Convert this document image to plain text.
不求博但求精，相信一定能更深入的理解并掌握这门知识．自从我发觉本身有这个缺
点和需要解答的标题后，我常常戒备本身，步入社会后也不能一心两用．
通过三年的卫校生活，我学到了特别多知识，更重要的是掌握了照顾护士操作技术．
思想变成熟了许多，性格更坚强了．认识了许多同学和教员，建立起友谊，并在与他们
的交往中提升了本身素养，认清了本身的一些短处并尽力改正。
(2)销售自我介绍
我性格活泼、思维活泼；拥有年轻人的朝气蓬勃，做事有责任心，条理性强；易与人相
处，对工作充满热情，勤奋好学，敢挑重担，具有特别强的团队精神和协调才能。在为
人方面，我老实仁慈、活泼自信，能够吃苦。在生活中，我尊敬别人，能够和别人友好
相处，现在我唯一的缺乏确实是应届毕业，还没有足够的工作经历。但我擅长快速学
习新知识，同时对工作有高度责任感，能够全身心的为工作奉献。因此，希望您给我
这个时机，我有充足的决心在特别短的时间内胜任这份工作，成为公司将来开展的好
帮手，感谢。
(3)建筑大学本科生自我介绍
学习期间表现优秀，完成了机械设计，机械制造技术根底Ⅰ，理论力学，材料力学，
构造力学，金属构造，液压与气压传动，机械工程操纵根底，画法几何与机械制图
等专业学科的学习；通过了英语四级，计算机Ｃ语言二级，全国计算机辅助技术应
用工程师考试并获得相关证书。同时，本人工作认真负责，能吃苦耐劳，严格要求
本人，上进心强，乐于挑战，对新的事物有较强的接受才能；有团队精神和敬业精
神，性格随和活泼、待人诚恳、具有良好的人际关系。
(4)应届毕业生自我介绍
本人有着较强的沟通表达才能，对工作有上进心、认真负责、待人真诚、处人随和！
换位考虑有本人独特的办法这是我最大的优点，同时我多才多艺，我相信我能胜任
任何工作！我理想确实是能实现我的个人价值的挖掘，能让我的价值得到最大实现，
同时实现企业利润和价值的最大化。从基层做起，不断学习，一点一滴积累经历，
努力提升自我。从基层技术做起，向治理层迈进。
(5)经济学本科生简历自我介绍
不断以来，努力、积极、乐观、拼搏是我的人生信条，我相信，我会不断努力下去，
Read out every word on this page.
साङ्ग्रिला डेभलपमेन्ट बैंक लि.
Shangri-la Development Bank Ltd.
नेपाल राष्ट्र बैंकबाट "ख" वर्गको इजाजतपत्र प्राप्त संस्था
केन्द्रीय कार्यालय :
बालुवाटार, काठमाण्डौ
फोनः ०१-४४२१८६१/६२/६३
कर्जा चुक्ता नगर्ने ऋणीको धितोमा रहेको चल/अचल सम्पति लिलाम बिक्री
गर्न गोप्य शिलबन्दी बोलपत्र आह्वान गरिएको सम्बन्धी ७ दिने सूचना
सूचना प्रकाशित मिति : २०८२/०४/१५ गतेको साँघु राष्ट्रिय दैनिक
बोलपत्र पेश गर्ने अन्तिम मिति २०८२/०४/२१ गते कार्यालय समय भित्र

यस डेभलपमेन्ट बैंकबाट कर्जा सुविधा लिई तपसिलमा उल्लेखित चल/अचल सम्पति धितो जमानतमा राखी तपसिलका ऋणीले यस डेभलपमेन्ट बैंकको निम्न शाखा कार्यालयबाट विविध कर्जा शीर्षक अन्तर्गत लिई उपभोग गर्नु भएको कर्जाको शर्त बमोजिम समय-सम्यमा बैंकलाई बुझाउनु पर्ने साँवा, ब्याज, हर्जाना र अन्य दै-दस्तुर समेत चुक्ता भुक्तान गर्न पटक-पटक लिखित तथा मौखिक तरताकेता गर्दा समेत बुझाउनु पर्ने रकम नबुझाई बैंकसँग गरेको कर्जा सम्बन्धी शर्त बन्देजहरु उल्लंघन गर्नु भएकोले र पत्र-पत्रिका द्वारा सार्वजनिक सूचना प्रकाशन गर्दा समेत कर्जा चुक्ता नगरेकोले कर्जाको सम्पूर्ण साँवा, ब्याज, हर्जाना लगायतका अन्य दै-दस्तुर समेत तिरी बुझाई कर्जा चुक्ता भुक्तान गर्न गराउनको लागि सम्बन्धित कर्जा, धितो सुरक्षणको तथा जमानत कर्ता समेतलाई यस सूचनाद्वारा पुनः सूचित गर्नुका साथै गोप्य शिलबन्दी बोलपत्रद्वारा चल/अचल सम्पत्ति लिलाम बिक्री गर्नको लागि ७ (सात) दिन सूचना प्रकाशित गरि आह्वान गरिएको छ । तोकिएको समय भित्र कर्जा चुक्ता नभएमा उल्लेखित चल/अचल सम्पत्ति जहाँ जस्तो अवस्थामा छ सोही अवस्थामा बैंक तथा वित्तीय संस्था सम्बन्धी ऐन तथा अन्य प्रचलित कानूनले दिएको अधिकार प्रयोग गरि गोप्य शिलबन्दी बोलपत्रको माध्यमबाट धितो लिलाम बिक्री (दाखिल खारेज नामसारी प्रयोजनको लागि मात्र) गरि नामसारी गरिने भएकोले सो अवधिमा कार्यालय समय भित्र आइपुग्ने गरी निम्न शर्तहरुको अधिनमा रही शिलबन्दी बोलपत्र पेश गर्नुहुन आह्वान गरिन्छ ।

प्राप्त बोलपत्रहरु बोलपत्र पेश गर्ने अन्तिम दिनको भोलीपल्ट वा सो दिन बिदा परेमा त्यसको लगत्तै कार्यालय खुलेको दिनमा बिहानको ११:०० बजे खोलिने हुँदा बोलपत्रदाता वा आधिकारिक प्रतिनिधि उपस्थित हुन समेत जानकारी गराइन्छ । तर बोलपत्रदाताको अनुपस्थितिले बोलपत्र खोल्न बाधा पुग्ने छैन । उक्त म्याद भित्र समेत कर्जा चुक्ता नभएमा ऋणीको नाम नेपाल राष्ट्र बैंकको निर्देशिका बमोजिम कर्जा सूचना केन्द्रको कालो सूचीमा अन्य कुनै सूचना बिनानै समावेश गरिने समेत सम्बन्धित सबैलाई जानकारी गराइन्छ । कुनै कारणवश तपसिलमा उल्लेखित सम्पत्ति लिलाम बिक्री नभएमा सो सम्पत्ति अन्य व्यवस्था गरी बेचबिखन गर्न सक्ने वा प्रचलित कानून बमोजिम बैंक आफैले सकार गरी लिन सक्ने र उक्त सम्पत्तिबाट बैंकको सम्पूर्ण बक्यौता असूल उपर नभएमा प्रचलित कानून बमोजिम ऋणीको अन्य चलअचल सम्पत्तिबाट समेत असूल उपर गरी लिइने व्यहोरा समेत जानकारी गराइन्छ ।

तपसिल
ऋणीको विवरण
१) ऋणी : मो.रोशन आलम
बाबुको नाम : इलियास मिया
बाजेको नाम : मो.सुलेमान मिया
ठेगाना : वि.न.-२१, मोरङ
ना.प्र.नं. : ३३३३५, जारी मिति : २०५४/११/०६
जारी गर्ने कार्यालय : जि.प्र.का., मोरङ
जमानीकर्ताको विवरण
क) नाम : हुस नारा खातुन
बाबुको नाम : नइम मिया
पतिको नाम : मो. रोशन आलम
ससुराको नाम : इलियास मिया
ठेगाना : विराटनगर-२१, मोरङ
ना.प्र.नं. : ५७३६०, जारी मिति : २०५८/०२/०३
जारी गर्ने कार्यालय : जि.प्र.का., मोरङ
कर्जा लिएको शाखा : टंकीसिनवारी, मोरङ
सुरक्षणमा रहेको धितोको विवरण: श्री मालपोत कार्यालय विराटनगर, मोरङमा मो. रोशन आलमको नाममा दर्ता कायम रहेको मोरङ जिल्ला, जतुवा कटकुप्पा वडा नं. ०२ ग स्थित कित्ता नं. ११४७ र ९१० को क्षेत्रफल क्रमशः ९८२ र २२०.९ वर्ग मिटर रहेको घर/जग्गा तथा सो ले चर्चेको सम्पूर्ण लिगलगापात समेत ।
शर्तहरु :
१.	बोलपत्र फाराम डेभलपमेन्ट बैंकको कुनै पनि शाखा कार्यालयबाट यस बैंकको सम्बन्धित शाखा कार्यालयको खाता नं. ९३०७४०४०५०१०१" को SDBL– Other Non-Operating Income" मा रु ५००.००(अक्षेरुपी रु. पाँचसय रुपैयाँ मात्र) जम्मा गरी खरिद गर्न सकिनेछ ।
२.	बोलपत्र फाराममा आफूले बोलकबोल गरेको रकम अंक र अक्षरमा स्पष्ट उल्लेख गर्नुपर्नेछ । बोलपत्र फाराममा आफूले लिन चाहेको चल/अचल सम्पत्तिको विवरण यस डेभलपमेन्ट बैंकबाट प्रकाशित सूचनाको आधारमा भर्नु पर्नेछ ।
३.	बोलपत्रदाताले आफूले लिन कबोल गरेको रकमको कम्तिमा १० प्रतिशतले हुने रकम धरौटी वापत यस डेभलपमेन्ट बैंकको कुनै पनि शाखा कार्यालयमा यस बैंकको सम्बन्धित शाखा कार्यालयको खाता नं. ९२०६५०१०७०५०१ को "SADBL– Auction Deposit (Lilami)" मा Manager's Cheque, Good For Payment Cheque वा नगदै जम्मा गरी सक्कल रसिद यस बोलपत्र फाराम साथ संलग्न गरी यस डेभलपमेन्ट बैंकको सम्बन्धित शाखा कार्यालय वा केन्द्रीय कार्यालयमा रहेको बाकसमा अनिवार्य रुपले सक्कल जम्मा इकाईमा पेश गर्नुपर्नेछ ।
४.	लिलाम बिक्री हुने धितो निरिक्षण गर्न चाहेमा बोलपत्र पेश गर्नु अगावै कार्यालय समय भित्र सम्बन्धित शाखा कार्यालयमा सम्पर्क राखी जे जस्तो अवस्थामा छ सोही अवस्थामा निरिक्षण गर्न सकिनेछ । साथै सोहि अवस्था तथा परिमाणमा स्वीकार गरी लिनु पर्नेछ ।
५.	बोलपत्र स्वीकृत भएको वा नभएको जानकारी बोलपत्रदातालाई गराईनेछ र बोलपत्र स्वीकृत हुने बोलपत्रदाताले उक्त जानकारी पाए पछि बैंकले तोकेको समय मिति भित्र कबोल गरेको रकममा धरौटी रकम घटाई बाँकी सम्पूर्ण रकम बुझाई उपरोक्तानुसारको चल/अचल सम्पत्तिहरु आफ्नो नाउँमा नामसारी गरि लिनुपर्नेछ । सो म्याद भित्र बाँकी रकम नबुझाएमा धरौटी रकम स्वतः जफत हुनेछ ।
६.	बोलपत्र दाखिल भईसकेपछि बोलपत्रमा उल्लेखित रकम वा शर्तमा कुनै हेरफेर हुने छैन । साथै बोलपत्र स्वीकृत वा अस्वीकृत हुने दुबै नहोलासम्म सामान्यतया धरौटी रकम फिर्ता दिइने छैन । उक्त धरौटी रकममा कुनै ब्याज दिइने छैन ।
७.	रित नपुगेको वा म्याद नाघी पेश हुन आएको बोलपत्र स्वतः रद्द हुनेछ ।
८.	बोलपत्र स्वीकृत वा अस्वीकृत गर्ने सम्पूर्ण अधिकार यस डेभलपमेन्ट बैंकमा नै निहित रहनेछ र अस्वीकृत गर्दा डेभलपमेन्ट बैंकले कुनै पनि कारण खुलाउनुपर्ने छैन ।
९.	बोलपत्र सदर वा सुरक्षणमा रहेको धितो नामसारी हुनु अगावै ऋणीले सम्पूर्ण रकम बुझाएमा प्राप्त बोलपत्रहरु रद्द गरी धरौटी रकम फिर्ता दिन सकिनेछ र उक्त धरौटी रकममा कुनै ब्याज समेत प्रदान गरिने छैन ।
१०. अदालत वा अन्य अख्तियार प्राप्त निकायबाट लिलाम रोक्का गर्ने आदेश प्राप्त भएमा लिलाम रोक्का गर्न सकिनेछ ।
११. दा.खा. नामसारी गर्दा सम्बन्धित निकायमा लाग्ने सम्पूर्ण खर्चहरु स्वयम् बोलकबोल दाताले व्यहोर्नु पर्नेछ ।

* **Exercise details**
Search the lines for the string "this" and copy every line that has it.

* **The output**
Convert this document image to plain text.
Read out every word on this page.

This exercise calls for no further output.